_Data to process_:
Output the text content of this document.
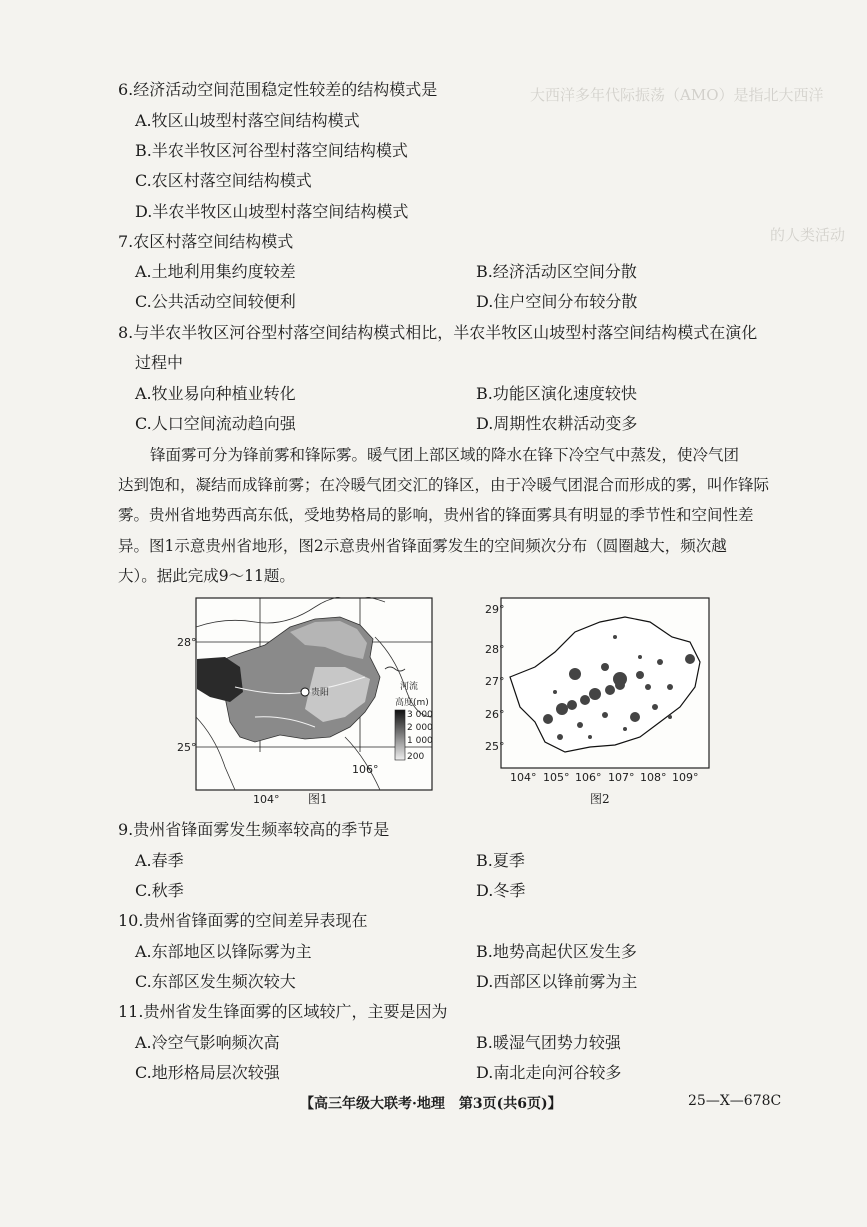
大西洋多年代际振荡（AMO）是指北大西洋
的人类活动
6.经济活动空间范围稳定性较差的结构模式是
A.牧区山坡型村落空间结构模式
B.半农半牧区河谷型村落空间结构模式
C.农区村落空间结构模式
D.半农半牧区山坡型村落空间结构模式
7.农区村落空间结构模式
A.土地利用集约度较差	B.经济活动区空间分散
C.公共活动空间较便利	D.住户空间分布较分散
8.与半农半牧区河谷型村落空间结构模式相比，半农半牧区山坡型村落空间结构模式在演化
过程中
A.牧业易向种植业转化	B.功能区演化速度较快
C.人口空间流动趋向强	D.周期性农耕活动变多
锋面雾可分为锋前雾和锋际雾。暖气团上部区域的降水在锋下冷空气中蒸发，使冷气团
达到饱和，凝结而成锋前雾；在冷暖气团交汇的锋区，由于冷暖气团混合而形成的雾，叫作锋际
雾。贵州省地势西高东低，受地势格局的影响，贵州省的锋面雾具有明显的季节性和空间性差
异。图1示意贵州省地形，图2示意贵州省锋面雾发生的空间频次分布（圆圈越大，频次越
大）。据此完成9～11题。
贵阳
河流
高度(m)
3 000
2 000
1 000
200
28°
25°
104°
106°
图1
29°
28°
27°
26°
25°
104° 105° 106° 107° 108° 109°
图2
9.贵州省锋面雾发生频率较高的季节是
A.春季	B.夏季
C.秋季	D.冬季
10.贵州省锋面雾的空间差异表现在
A.东部地区以锋际雾为主	B.地势高起伏区发生多
C.东部区发生频次较大	D.西部区以锋前雾为主
11.贵州省发生锋面雾的区域较广，主要是因为
A.冷空气影响频次高	B.暖湿气团势力较强
C.地形格局层次较强	D.南北走向河谷较多
【高三年级大联考·地理　第3页(共6页)】	25—X—678C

_Set task_:
Repeat the material above verbatim. Leave the pictures behind.

_Result for this task_:
Output the text content of this document.
大西洋多年代际振荡（AMO）是指北大西洋
的人类活动
6.经济活动空间范围稳定性较差的结构模式是
A.牧区山坡型村落空间结构模式
B.半农半牧区河谷型村落空间结构模式
C.农区村落空间结构模式
D.半农半牧区山坡型村落空间结构模式
7.农区村落空间结构模式
A.土地利用集约度较差	B.经济活动区空间分散
C.公共活动空间较便利	D.住户空间分布较分散
8.与半农半牧区河谷型村落空间结构模式相比，半农半牧区山坡型村落空间结构模式在演化
过程中
A.牧业易向种植业转化	B.功能区演化速度较快
C.人口空间流动趋向强	D.周期性农耕活动变多
锋面雾可分为锋前雾和锋际雾。暖气团上部区域的降水在锋下冷空气中蒸发，使冷气团
达到饱和，凝结而成锋前雾；在冷暖气团交汇的锋区，由于冷暖气团混合而形成的雾，叫作锋际
雾。贵州省地势西高东低，受地势格局的影响，贵州省的锋面雾具有明显的季节性和空间性差
异。图1示意贵州省地形，图2示意贵州省锋面雾发生的空间频次分布（圆圈越大，频次越
大）。据此完成9～11题。
贵阳
河流
高度(m)
3 000
2 000
1 000
200
28°
25°
104°
106°
图1
29°
28°
27°
26°
25°
104° 105° 106° 107° 108° 109°
图2
9.贵州省锋面雾发生频率较高的季节是
A.春季	B.夏季
C.秋季	D.冬季
10.贵州省锋面雾的空间差异表现在
A.东部地区以锋际雾为主	B.地势高起伏区发生多
C.东部区发生频次较大	D.西部区以锋前雾为主
11.贵州省发生锋面雾的区域较广，主要是因为
A.冷空气影响频次高	B.暖湿气团势力较强
C.地形格局层次较强	D.南北走向河谷较多
【高三年级大联考·地理　第3页(共6页)】	25—X—678C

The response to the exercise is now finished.